- Data entries -
>>>>

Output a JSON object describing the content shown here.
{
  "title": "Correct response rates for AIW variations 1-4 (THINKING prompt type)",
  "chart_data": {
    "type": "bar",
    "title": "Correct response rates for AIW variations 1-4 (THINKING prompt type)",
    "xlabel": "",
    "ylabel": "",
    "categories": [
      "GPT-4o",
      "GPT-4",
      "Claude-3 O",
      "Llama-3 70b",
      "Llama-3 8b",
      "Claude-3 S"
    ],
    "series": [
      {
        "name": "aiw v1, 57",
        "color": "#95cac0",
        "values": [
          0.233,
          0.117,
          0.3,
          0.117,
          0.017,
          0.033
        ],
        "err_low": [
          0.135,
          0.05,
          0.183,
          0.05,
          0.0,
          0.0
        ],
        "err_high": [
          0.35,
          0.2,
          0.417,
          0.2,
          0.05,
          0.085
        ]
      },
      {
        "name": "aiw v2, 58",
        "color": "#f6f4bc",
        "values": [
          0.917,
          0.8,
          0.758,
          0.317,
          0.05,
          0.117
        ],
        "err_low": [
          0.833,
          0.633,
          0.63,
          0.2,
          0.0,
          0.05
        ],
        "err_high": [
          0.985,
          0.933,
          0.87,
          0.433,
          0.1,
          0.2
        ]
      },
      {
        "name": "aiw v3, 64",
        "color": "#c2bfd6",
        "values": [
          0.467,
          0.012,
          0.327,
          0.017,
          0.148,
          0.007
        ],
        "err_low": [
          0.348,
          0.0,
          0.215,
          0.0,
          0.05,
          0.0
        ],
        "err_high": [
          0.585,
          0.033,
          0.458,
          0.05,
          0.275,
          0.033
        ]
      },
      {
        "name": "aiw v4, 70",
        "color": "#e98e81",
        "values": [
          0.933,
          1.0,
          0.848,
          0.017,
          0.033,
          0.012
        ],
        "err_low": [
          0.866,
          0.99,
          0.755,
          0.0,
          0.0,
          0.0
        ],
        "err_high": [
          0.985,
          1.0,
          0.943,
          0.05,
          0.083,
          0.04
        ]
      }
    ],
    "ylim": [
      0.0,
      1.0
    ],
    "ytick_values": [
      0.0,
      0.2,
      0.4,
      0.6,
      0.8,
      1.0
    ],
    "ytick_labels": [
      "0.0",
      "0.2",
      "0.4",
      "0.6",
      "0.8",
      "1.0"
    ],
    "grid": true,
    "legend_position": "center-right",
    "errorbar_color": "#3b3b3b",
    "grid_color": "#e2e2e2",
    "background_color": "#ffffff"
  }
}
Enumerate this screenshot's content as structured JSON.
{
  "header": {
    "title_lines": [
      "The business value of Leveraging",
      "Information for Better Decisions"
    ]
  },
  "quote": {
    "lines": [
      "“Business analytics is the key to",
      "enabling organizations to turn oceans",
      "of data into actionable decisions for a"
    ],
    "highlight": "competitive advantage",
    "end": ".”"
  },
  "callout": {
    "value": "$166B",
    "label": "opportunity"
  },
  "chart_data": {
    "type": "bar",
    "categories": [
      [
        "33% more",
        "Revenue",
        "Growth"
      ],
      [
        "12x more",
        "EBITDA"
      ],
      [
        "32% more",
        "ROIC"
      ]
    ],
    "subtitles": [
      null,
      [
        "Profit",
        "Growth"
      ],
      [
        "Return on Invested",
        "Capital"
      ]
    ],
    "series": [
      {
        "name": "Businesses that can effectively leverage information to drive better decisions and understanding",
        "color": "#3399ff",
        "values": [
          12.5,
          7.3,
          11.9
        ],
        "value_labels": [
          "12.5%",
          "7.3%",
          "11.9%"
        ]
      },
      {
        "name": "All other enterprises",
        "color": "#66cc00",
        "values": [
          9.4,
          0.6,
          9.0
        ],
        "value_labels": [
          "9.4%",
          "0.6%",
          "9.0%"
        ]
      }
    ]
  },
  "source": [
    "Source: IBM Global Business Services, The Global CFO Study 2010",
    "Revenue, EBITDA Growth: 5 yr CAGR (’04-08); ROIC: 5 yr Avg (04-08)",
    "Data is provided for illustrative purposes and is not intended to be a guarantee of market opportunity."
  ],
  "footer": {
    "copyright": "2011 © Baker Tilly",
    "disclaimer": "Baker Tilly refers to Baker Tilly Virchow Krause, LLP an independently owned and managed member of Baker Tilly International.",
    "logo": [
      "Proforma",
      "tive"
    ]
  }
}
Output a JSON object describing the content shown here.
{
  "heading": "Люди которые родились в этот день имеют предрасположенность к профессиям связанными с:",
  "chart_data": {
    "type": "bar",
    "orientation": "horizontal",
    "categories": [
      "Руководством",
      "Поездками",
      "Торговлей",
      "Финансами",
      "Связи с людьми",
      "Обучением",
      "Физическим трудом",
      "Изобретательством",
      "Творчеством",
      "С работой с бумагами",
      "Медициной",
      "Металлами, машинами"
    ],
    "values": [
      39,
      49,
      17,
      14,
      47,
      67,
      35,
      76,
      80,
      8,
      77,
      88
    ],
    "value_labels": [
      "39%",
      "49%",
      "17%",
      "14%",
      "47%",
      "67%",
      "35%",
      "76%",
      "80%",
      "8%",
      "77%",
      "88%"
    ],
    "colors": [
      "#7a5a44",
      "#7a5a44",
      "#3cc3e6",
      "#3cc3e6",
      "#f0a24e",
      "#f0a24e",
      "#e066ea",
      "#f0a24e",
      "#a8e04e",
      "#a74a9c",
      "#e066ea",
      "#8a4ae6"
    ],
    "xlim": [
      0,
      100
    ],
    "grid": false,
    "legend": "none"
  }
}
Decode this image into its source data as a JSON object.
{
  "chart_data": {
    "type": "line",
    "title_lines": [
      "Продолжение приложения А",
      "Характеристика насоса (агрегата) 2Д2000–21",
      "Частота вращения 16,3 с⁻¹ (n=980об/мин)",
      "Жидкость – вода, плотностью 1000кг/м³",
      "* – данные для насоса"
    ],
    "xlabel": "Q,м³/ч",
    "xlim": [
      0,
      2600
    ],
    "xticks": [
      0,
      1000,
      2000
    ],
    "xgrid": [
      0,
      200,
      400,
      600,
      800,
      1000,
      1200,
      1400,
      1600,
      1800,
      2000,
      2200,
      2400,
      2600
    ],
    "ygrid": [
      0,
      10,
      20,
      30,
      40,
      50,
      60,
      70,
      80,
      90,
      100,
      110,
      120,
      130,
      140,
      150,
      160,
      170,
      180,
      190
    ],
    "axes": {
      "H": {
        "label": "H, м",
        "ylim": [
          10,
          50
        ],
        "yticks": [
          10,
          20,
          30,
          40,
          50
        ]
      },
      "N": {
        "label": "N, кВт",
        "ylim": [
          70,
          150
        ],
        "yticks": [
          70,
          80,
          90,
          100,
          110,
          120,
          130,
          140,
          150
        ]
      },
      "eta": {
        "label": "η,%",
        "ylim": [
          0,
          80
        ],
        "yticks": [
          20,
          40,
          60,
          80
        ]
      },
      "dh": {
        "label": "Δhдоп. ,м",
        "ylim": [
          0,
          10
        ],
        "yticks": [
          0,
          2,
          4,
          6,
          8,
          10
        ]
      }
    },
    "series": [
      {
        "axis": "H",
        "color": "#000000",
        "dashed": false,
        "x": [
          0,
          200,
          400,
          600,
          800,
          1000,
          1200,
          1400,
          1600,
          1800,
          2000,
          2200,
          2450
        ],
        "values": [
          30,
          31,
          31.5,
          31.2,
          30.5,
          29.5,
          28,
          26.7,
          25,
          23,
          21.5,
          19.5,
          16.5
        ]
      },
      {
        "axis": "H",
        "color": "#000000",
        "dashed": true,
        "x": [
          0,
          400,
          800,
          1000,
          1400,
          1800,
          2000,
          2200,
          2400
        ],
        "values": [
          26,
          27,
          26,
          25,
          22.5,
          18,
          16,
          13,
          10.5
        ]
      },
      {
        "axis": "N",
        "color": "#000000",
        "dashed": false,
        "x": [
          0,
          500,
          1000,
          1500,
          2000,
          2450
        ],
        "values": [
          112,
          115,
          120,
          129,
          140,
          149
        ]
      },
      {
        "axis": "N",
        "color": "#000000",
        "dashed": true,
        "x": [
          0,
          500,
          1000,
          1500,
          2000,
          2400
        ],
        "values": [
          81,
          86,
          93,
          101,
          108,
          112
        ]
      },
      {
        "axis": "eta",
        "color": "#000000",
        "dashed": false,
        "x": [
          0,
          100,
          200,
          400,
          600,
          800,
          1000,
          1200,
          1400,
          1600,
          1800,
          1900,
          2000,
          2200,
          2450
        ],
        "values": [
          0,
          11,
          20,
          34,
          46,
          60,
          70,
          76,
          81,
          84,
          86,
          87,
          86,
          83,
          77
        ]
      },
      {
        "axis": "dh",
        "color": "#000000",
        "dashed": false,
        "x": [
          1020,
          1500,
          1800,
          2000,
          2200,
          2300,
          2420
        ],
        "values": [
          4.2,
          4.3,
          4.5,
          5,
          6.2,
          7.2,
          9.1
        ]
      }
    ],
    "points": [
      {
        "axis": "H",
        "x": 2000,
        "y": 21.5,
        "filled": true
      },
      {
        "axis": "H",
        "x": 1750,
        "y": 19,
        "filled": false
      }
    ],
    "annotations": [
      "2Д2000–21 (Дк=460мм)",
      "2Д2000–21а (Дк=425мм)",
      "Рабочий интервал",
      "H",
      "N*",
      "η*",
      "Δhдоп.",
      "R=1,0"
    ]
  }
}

<<<<

- Given problem -
Identify each line in the records above containing the word "prompt"; copy those lines.

- Output of the exercise -
  "title": "Correct response rates for AIW variations 1-4 (THINKING prompt type)",
    "title": "Correct response rates for AIW variations 1-4 (THINKING prompt type)",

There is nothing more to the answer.